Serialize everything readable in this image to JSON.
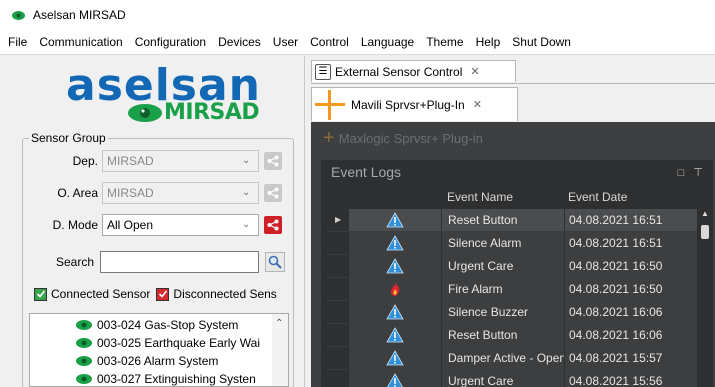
{
  "window": {
    "title": "Aselsan MIRSAD"
  },
  "menu": [
    "File",
    "Communication",
    "Configuration",
    "Devices",
    "User",
    "Control",
    "Language",
    "Theme",
    "Help",
    "Shut Down"
  ],
  "logo": {
    "brand": "aselsan",
    "product": "MIRSAD"
  },
  "sensor_group": {
    "legend": "Sensor Group",
    "dep": {
      "label": "Dep.",
      "value": "MIRSAD"
    },
    "oarea": {
      "label": "O. Area",
      "value": "MIRSAD"
    },
    "dmode": {
      "label": "D. Mode",
      "value": "All Open"
    },
    "search": {
      "label": "Search",
      "value": ""
    },
    "connected": "Connected Sensor",
    "disconnected": "Disconnected Sens"
  },
  "sensors": [
    {
      "label": "003-024  Gas-Stop System"
    },
    {
      "label": "003-025  Earthquake Early Wai"
    },
    {
      "label": "003-026  Alarm System"
    },
    {
      "label": "003-027  Extinguishing Systen"
    }
  ],
  "tabs": {
    "external": "External Sensor Control",
    "mavili": "Mavili Sprvsr+Plug-In",
    "maxlogic": "Maxlogic Sprvsr+ Plug-in"
  },
  "event_logs": {
    "title": "Event Logs",
    "columns": {
      "name": "Event Name",
      "date": "Event Date"
    },
    "rows": [
      {
        "name": "Reset Button",
        "date": "04.08.2021 16:51",
        "icon": "warning-icon"
      },
      {
        "name": "Silence Alarm",
        "date": "04.08.2021 16:51",
        "icon": "warning-icon"
      },
      {
        "name": "Urgent Care",
        "date": "04.08.2021 16:50",
        "icon": "warning-icon"
      },
      {
        "name": "Fire Alarm",
        "date": "04.08.2021 16:50",
        "icon": "fire-icon"
      },
      {
        "name": "Silence Buzzer",
        "date": "04.08.2021 16:06",
        "icon": "warning-icon"
      },
      {
        "name": "Reset Button",
        "date": "04.08.2021 16:06",
        "icon": "warning-icon"
      },
      {
        "name": "Damper Active - Open",
        "date": "04.08.2021 15:57",
        "icon": "warning-icon"
      },
      {
        "name": "Urgent Care",
        "date": "04.08.2021 15:56",
        "icon": "warning-icon"
      }
    ]
  },
  "colors": {
    "brand_blue": "#1268b4",
    "brand_green": "#1aa049",
    "accent_orange": "#f59a1f",
    "alert_red": "#d02027"
  }
}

※

Transcribe the records above exactly, omitting every picture they contain.

Serialize everything readable in this image to JSON.
{
  "window": {
    "title": "Aselsan MIRSAD"
  },
  "menu": [
    "File",
    "Communication",
    "Configuration",
    "Devices",
    "User",
    "Control",
    "Language",
    "Theme",
    "Help",
    "Shut Down"
  ],
  "logo": {
    "brand": "aselsan",
    "product": "MIRSAD"
  },
  "sensor_group": {
    "legend": "Sensor Group",
    "dep": {
      "label": "Dep.",
      "value": "MIRSAD"
    },
    "oarea": {
      "label": "O. Area",
      "value": "MIRSAD"
    },
    "dmode": {
      "label": "D. Mode",
      "value": "All Open"
    },
    "search": {
      "label": "Search",
      "value": ""
    },
    "connected": "Connected Sensor",
    "disconnected": "Disconnected Sens"
  },
  "sensors": [
    {
      "label": "003-024  Gas-Stop System"
    },
    {
      "label": "003-025  Earthquake Early Wai"
    },
    {
      "label": "003-026  Alarm System"
    },
    {
      "label": "003-027  Extinguishing Systen"
    }
  ],
  "tabs": {
    "external": "External Sensor Control",
    "mavili": "Mavili Sprvsr+Plug-In",
    "maxlogic": "Maxlogic Sprvsr+ Plug-in"
  },
  "event_logs": {
    "title": "Event Logs",
    "columns": {
      "name": "Event Name",
      "date": "Event Date"
    },
    "rows": [
      {
        "name": "Reset Button",
        "date": "04.08.2021 16:51",
        "icon": "warning-icon"
      },
      {
        "name": "Silence Alarm",
        "date": "04.08.2021 16:51",
        "icon": "warning-icon"
      },
      {
        "name": "Urgent Care",
        "date": "04.08.2021 16:50",
        "icon": "warning-icon"
      },
      {
        "name": "Fire Alarm",
        "date": "04.08.2021 16:50",
        "icon": "fire-icon"
      },
      {
        "name": "Silence Buzzer",
        "date": "04.08.2021 16:06",
        "icon": "warning-icon"
      },
      {
        "name": "Reset Button",
        "date": "04.08.2021 16:06",
        "icon": "warning-icon"
      },
      {
        "name": "Damper Active - Open",
        "date": "04.08.2021 15:57",
        "icon": "warning-icon"
      },
      {
        "name": "Urgent Care",
        "date": "04.08.2021 15:56",
        "icon": "warning-icon"
      }
    ]
  },
  "colors": {
    "brand_blue": "#1268b4",
    "brand_green": "#1aa049",
    "accent_orange": "#f59a1f",
    "alert_red": "#d02027"
  }
}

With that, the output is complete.